Requirements –
Please give the count of lines holding the string "colormap" and nothing besides.

Material for this task –
=====
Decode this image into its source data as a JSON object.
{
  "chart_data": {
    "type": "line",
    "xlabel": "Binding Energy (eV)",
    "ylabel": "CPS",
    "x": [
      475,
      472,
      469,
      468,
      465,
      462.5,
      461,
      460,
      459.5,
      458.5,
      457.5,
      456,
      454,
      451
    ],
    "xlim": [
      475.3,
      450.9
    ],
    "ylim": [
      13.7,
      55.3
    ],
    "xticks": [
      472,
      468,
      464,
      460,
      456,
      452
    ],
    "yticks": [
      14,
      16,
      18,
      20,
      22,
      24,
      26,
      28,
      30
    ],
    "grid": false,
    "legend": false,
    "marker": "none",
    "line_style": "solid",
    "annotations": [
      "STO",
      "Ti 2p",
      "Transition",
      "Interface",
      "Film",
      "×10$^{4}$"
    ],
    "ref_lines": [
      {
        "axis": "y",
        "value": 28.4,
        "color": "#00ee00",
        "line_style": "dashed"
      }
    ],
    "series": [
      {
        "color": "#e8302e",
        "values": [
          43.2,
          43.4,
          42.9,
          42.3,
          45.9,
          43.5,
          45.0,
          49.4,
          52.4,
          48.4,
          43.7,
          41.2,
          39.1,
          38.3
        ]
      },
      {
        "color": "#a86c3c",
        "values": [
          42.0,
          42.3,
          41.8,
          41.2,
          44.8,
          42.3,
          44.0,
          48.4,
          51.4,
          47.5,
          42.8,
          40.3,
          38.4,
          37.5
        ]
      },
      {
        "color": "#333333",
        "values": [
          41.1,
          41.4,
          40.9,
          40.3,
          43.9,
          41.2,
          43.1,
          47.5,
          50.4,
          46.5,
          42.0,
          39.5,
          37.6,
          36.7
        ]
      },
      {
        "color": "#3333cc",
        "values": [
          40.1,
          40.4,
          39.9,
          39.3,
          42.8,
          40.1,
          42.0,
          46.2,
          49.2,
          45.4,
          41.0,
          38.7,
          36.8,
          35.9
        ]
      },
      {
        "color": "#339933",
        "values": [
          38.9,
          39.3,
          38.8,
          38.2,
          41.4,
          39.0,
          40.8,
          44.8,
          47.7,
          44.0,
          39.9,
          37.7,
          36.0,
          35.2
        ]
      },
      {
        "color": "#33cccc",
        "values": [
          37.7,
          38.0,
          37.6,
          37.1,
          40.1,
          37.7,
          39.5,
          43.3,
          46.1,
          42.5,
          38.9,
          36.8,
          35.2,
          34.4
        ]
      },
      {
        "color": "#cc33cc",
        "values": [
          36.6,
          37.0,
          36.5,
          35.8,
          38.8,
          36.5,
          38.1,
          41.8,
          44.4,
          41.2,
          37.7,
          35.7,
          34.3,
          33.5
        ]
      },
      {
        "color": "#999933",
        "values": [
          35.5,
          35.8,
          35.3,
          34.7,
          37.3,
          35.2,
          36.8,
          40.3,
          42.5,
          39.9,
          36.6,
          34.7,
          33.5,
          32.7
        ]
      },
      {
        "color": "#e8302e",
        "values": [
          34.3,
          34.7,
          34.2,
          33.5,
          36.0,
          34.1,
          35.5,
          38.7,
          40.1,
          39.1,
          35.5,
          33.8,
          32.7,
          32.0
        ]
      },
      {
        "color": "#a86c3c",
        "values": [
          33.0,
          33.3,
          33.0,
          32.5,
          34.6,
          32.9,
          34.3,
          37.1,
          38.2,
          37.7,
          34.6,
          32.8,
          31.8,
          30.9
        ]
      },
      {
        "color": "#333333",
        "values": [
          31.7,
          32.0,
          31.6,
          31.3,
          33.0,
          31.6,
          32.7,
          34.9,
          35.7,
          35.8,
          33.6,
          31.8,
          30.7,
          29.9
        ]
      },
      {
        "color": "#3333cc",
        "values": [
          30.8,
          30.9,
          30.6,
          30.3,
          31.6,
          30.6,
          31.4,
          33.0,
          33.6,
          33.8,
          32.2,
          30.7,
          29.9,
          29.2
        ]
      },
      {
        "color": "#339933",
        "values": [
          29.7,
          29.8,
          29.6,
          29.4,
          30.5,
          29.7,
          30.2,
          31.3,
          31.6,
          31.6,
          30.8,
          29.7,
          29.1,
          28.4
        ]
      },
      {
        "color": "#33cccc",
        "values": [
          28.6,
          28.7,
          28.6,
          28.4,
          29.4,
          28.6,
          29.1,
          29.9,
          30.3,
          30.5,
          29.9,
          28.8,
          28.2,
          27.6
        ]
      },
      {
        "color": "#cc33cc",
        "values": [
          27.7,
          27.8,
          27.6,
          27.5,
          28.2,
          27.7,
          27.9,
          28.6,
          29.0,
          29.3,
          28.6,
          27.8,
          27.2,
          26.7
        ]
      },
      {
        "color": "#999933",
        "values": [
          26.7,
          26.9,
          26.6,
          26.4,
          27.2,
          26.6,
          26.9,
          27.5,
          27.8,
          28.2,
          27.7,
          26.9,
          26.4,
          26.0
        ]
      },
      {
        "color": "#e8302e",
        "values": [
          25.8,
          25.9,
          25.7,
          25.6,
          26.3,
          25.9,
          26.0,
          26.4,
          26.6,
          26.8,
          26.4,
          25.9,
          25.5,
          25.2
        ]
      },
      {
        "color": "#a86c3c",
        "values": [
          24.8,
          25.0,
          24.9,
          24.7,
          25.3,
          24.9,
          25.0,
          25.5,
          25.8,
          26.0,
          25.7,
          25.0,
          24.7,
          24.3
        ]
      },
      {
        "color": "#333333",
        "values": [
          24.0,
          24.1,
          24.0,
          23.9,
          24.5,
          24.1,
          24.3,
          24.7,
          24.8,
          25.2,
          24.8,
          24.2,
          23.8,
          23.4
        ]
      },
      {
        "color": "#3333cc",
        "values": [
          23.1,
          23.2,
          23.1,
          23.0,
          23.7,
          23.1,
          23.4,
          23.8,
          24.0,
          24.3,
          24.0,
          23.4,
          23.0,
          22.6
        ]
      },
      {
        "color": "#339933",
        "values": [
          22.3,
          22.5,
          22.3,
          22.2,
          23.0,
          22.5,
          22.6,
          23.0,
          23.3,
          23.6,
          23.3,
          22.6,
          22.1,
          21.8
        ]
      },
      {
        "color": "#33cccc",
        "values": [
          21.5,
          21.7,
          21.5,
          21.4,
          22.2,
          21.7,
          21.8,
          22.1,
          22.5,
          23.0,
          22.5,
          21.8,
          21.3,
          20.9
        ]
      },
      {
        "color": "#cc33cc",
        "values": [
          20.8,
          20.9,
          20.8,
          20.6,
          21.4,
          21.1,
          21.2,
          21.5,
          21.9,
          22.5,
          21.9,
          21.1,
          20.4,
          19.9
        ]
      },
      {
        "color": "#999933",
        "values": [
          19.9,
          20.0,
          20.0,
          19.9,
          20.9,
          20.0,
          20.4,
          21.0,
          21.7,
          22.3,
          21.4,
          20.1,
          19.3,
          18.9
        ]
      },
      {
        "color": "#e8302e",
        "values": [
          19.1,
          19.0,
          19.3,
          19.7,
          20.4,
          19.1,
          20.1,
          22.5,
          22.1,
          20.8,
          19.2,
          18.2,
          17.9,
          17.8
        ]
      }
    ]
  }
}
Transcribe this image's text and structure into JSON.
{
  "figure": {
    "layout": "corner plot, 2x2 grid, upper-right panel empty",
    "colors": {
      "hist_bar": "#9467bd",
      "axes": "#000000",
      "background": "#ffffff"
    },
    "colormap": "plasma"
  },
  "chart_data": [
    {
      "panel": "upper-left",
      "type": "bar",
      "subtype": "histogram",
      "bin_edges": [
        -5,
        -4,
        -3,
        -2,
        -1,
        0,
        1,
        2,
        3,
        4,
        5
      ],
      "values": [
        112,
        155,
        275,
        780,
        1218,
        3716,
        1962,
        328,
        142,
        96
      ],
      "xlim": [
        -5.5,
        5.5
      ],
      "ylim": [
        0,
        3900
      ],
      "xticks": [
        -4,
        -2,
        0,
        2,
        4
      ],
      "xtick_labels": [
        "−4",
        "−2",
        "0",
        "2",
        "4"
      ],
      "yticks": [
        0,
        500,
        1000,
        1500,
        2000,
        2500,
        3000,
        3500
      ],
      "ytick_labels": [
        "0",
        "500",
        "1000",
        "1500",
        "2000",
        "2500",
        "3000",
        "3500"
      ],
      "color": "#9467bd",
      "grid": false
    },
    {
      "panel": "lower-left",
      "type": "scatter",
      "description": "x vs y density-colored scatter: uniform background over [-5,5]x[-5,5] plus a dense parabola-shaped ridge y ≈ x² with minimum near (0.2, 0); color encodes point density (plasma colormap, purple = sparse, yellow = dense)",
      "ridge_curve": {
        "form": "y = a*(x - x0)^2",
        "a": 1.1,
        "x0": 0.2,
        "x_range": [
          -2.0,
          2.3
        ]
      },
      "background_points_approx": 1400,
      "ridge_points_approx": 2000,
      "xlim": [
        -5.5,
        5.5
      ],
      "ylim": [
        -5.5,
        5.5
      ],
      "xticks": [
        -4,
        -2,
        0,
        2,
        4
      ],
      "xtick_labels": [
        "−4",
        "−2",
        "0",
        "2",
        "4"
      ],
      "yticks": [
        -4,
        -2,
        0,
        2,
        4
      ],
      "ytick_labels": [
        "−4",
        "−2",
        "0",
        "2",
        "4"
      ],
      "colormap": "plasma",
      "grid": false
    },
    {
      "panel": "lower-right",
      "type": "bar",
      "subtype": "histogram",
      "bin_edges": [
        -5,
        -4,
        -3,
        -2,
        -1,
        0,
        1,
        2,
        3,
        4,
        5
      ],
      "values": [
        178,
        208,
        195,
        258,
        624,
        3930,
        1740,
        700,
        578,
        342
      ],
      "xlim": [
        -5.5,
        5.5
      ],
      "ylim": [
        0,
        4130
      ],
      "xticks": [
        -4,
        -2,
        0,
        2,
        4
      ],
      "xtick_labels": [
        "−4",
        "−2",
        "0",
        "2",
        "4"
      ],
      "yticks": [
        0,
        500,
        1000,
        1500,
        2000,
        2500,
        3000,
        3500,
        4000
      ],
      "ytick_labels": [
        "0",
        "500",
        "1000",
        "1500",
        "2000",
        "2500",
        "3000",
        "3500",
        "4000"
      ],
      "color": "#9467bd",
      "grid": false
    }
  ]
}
=====
Solution for this task –
3